Data entries:

/---

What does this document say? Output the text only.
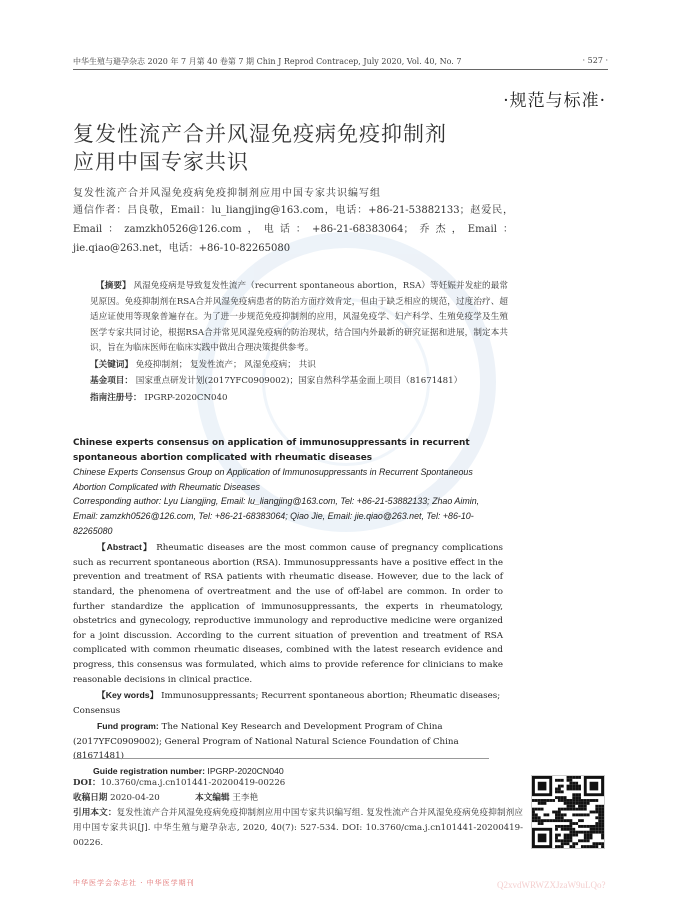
中华生殖与避孕杂志 2020 年 7 月第 40 卷第 7 期 Chin J Reprod Contracep, July 2020, Vol. 40, No. 7	· 527 ·
·规范与标准·
复发性流产合并风湿免疫病免疫抑制剂
应用中国专家共识
复发性流产合并风湿免疫病免疫抑制剂应用中国专家共识编写组
通信作者：吕良敬，Email：lu_liangjing@163.com，电话：+86-21-53882133；赵爱民，Email：zamzkh0526@126.com，电话：+86-21-68383064；乔杰，Email：jie.qiao@263.net，电话：+86-10-82265080
【摘要】 风湿免疫病是导致复发性流产（recurrent spontaneous abortion，RSA）等妊娠并发症的最常见原因。免疫抑制剂在RSA合并风湿免疫病患者的防治方面疗效肯定，但由于缺乏相应的规范，过度治疗、超适应证使用等现象普遍存在。为了进一步规范免疫抑制剂的应用，风湿免疫学、妇产科学、生殖免疫学及生殖医学专家共同讨论，根据RSA合并常见风湿免疫病的防治现状，结合国内外最新的研究证据和进展，制定本共识，旨在为临床医师在临床实践中做出合理决策提供参考。
【关键词】 免疫抑制剂； 复发性流产； 风湿免疫病； 共识
基金项目： 国家重点研发计划(2017YFC0909002)；国家自然科学基金面上项目（81671481）
指南注册号： IPGRP-2020CN040
Chinese experts consensus on application of immunosuppressants in recurrent spontaneous abortion complicated with rheumatic diseases
Chinese Experts Consensus Group on Application of Immunosuppressants in Recurrent Spontaneous Abortion Complicated with Rheumatic Diseases
Corresponding author: Lyu Liangjing, Email: lu_liangjing@163.com, Tel: +86-21-53882133; Zhao Aimin, Email: zamzkh0526@126.com, Tel: +86-21-68383064; Qiao Jie, Email: jie.qiao@263.net, Tel: +86-10-82265080
【Abstract】 Rheumatic diseases are the most common cause of pregnancy complications such as recurrent spontaneous abortion (RSA). Immunosuppressants have a positive effect in the prevention and treatment of RSA patients with rheumatic disease. However, due to the lack of standard, the phenomena of overtreatment and the use of off-label are common. In order to further standardize the application of immunosuppressants, the experts in rheumatology, obstetrics and gynecology, reproductive immunology and reproductive medicine were organized for a joint discussion. According to the current situation of prevention and treatment of RSA complicated with common rheumatic diseases, combined with the latest research evidence and progress, this consensus was formulated, which aims to provide reference for clinicians to make reasonable decisions in clinical practice.
【Key words】 Immunosuppressants; Recurrent spontaneous abortion; Rheumatic diseases; Consensus
Fund program: The National Key Research and Development Program of China (2017YFC0909002); General Program of National Natural Science Foundation of China (81671481)
Guide registration number: IPGRP-2020CN040
DOI：10.3760/cma.j.cn101441-20200419-00226
收稿日期 2020-04-20	本文编辑 王李艳
引用本文：复发性流产合并风湿免疫病免疫抑制剂应用中国专家共识编写组. 复发性流产合并风湿免疫病免疫抑制剂应用中国专家共识[J]. 中华生殖与避孕杂志, 2020, 40(7): 527-534. DOI: 10.3760/cma.j.cn101441-20200419-00226.
中华医学会杂志社 · 中华医学期刊	Q2xvdWRWZXJzaW9uLQo?
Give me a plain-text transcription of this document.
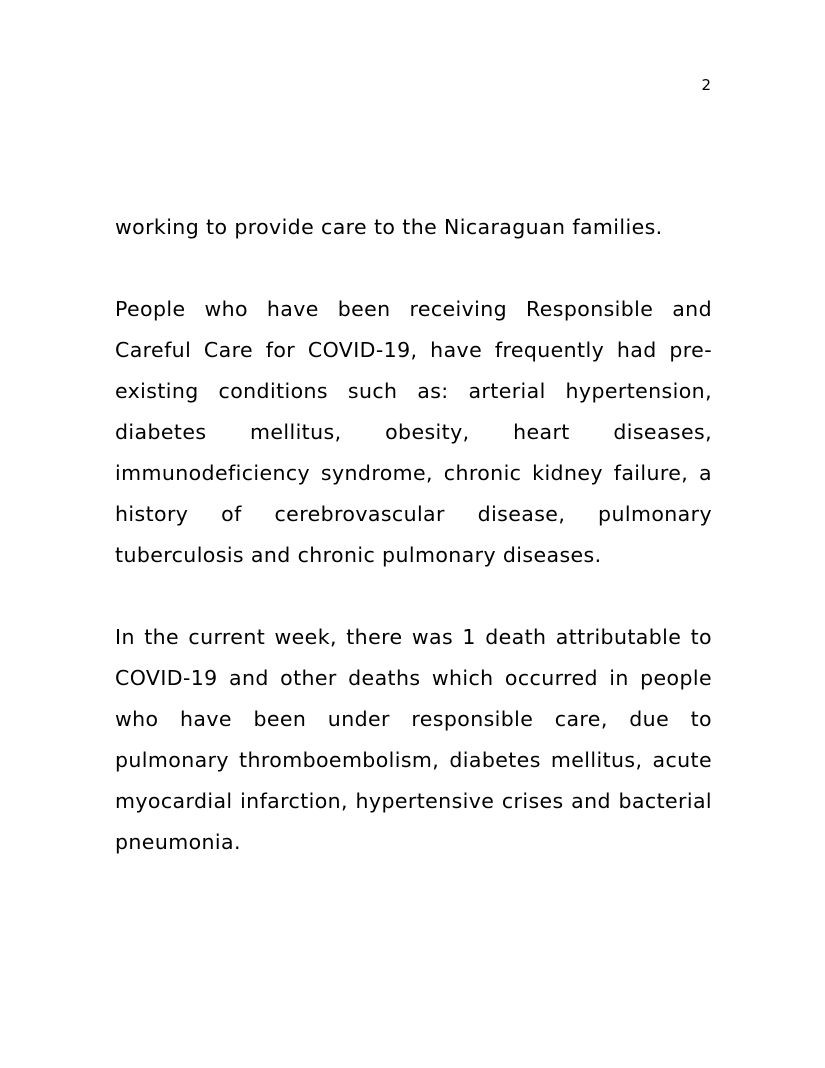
2

working to provide care to the Nicaraguan families.

People who have been receiving Responsible and Careful Care for COVID-19, have frequently had pre-existing conditions such as: arterial hypertension, diabetes mellitus, obesity, heart diseases, immunodeficiency syndrome, chronic kidney failure, a history of cerebrovascular disease, pulmonary tuberculosis and chronic pulmonary diseases.

In the current week, there was 1 death attributable to COVID-19 and other deaths which occurred in people who have been under responsible care, due to pulmonary thromboembolism, diabetes mellitus, acute myocardial infarction, hypertensive crises and bacterial pneumonia.
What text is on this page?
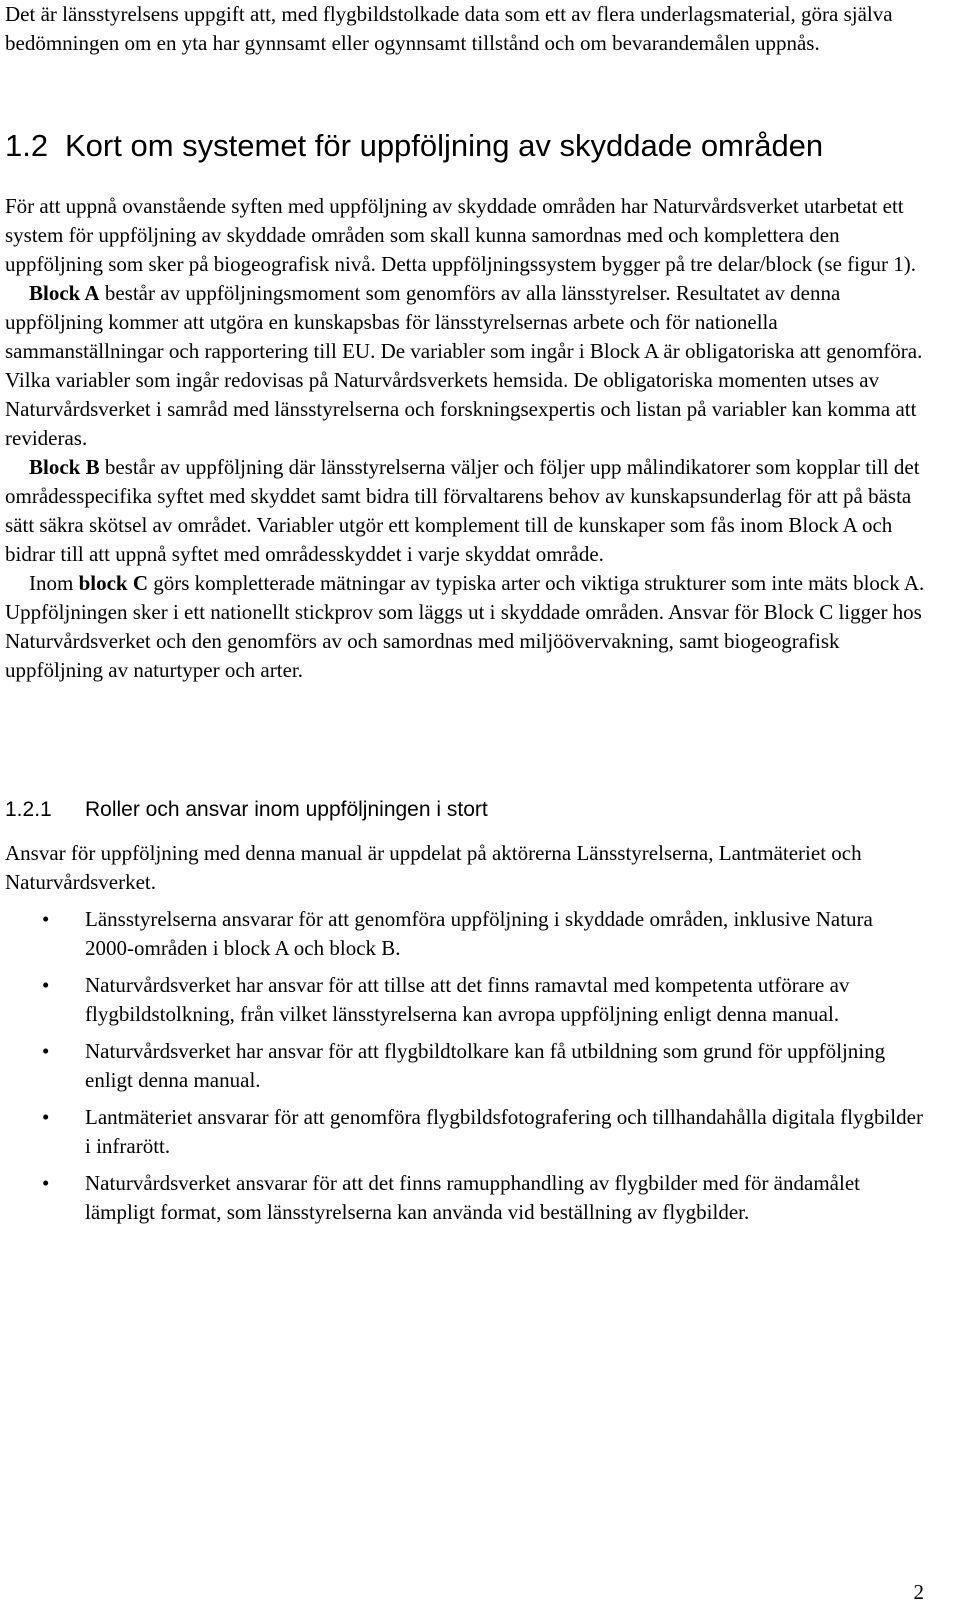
Det är länsstyrelsens uppgift att, med flygbildstolkade data som ett av flera underlagsmaterial, göra själva bedömningen om en yta har gynnsamt eller ogynnsamt tillstånd och om bevarandemålen uppnås.

1.2 Kort om systemet för uppföljning av skyddade områden

För att uppnå ovanstående syften med uppföljning av skyddade områden har Naturvårdsverket utarbetat ett system för uppföljning av skyddade områden som skall kunna samordnas med och komplettera den uppföljning som sker på biogeografisk nivå. Detta uppföljningssystem bygger på tre delar/block (se figur 1).

Block A består av uppföljningsmoment som genomförs av alla länsstyrelser. Resultatet av denna uppföljning kommer att utgöra en kunskapsbas för länsstyrelsernas arbete och för nationella sammanställningar och rapportering till EU. De variabler som ingår i Block A är obligatoriska att genomföra. Vilka variabler som ingår redovisas på Naturvårdsverkets hemsida. De obligatoriska momenten utses av Naturvårdsverket i samråd med länsstyrelserna och forskningsexpertis och listan på variabler kan komma att revideras.

Block B består av uppföljning där länsstyrelserna väljer och följer upp målindikatorer som kopplar till det områdesspecifika syftet med skyddet samt bidra till förvaltarens behov av kunskapsunderlag för att på bästa sätt säkra skötsel av området. Variabler utgör ett komplement till de kunskaper som fås inom Block A och bidrar till att uppnå syftet med områdesskyddet i varje skyddat område.

Inom block C görs kompletterade mätningar av typiska arter och viktiga strukturer som inte mäts block A. Uppföljningen sker i ett nationellt stickprov som läggs ut i skyddade områden. Ansvar för Block C ligger hos Naturvårdsverket och den genomförs av och samordnas med miljöövervakning, samt biogeografisk uppföljning av naturtyper och arter.

1.2.1 Roller och ansvar inom uppföljningen i stort

Ansvar för uppföljning med denna manual är uppdelat på aktörerna Länsstyrelserna, Lantmäteriet och Naturvårdsverket.

• Länsstyrelserna ansvarar för att genomföra uppföljning i skyddade områden, inklusive Natura 2000-områden i block A och block B.
• Naturvårdsverket har ansvar för att tillse att det finns ramavtal med kompetenta utförare av flygbildstolkning, från vilket länsstyrelserna kan avropa uppföljning enligt denna manual.
• Naturvårdsverket har ansvar för att flygbildtolkare kan få utbildning som grund för uppföljning enligt denna manual.
• Lantmäteriet ansvarar för att genomföra flygbildsfotografering och tillhandahålla digitala flygbilder i infrarött.
• Naturvårdsverket ansvarar för att det finns ramupphandling av flygbilder med för ändamålet lämpligt format, som länsstyrelserna kan använda vid beställning av flygbilder.
2
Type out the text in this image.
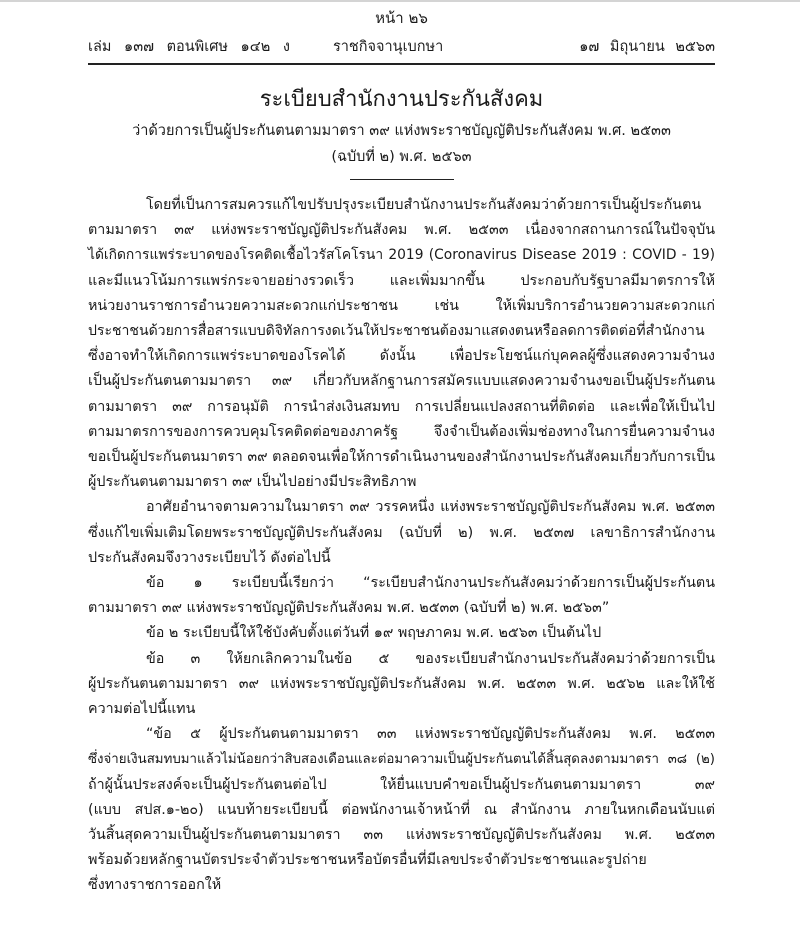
หน้า ๒๖
เล่ม ๑๓๗ ตอนพิเศษ ๑๔๒ ง	ราชกิจจานุเบกษา	๑๗ มิถุนายน ๒๕๖๓
ระเบียบสำนักงานประกันสังคม
ว่าด้วยการเป็นผู้ประกันตนตามมาตรา ๓๙ แห่งพระราชบัญญัติประกันสังคม พ.ศ. ๒๕๓๓
(ฉบับที่ ๒) พ.ศ. ๒๕๖๓
โดยที่เป็นการสมควรแก้ไขปรับปรุงระเบียบสำนักงานประกันสังคมว่าด้วยการเป็นผู้ประกันตน
ตามมาตรา ๓๙ แห่งพระราชบัญญัติประกันสังคม พ.ศ. ๒๕๓๓ เนื่องจากสถานการณ์ในปัจจุบัน
ได้เกิดการแพร่ระบาดของโรคติดเชื้อไวรัสโคโรนา 2019 (Coronavirus Disease 2019 : COVID - 19)
และมีแนวโน้มการแพร่กระจายอย่างรวดเร็ว และเพิ่มมากขึ้น ประกอบกับรัฐบาลมีมาตรการให้
หน่วยงานราชการอำนวยความสะดวกแก่ประชาชน เช่น ให้เพิ่มบริการอำนวยความสะดวกแก่
ประชาชนด้วยการสื่อสารแบบดิจิทัลการงดเว้นให้ประชาชนต้องมาแสดงตนหรือลดการติดต่อที่สำนักงาน
ซึ่งอาจทำให้เกิดการแพร่ระบาดของโรคได้ ดังนั้น เพื่อประโยชน์แก่บุคคลผู้ซึ่งแสดงความจำนง
เป็นผู้ประกันตนตามมาตรา ๓๙ เกี่ยวกับหลักฐานการสมัครแบบแสดงความจำนงขอเป็นผู้ประกันตน
ตามมาตรา ๓๙ การอนุมัติ การนำส่งเงินสมทบ การเปลี่ยนแปลงสถานที่ติดต่อ และเพื่อให้เป็นไป
ตามมาตรการของการควบคุมโรคติดต่อของภาครัฐ จึงจำเป็นต้องเพิ่มช่องทางในการยื่นความจำนง
ขอเป็นผู้ประกันตนมาตรา ๓๙ ตลอดจนเพื่อให้การดำเนินงานของสำนักงานประกันสังคมเกี่ยวกับการเป็น
ผู้ประกันตนตามมาตรา ๓๙ เป็นไปอย่างมีประสิทธิภาพ
อาศัยอำนาจตามความในมาตรา ๓๙ วรรคหนึ่ง แห่งพระราชบัญญัติประกันสังคม พ.ศ. ๒๕๓๓
ซึ่งแก้ไขเพิ่มเติมโดยพระราชบัญญัติประกันสังคม (ฉบับที่ ๒) พ.ศ. ๒๕๓๗ เลขาธิการสำนักงาน
ประกันสังคมจึงวางระเบียบไว้ ดังต่อไปนี้
ข้อ ๑ ระเบียบนี้เรียกว่า “ระเบียบสำนักงานประกันสังคมว่าด้วยการเป็นผู้ประกันตน
ตามมาตรา ๓๙ แห่งพระราชบัญญัติประกันสังคม พ.ศ. ๒๕๓๓ (ฉบับที่ ๒) พ.ศ. ๒๕๖๓”
ข้อ ๒ ระเบียบนี้ให้ใช้บังคับตั้งแต่วันที่ ๑๙ พฤษภาคม พ.ศ. ๒๕๖๓ เป็นต้นไป
ข้อ ๓ ให้ยกเลิกความในข้อ ๕ ของระเบียบสำนักงานประกันสังคมว่าด้วยการเป็น
ผู้ประกันตนตามมาตรา ๓๙ แห่งพระราชบัญญัติประกันสังคม พ.ศ. ๒๕๓๓ พ.ศ. ๒๕๖๒ และให้ใช้
ความต่อไปนี้แทน
“ข้อ ๕ ผู้ประกันตนตามมาตรา ๓๓ แห่งพระราชบัญญัติประกันสังคม พ.ศ. ๒๕๓๓
ซึ่งจ่ายเงินสมทบมาแล้วไม่น้อยกว่าสิบสองเดือนและต่อมาความเป็นผู้ประกันตนได้สิ้นสุดลงตามมาตรา ๓๘ (๒)
ถ้าผู้นั้นประสงค์จะเป็นผู้ประกันตนต่อไป ให้ยื่นแบบคำขอเป็นผู้ประกันตนตามมาตรา ๓๙
(แบบ สปส.๑-๒๐) แนบท้ายระเบียบนี้ ต่อพนักงานเจ้าหน้าที่ ณ สำนักงาน ภายในหกเดือนนับแต่
วันสิ้นสุดความเป็นผู้ประกันตนตามมาตรา ๓๓ แห่งพระราชบัญญัติประกันสังคม พ.ศ. ๒๕๓๓
พร้อมด้วยหลักฐานบัตรประจำตัวประชาชนหรือบัตรอื่นที่มีเลขประจำตัวประชาชนและรูปถ่าย
ซึ่งทางราชการออกให้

\---

WHAT TO DO » Within the records above, work out on how many lines the string "genomföra" appears, and give only that number.

EXERCISE RESPONSE » 3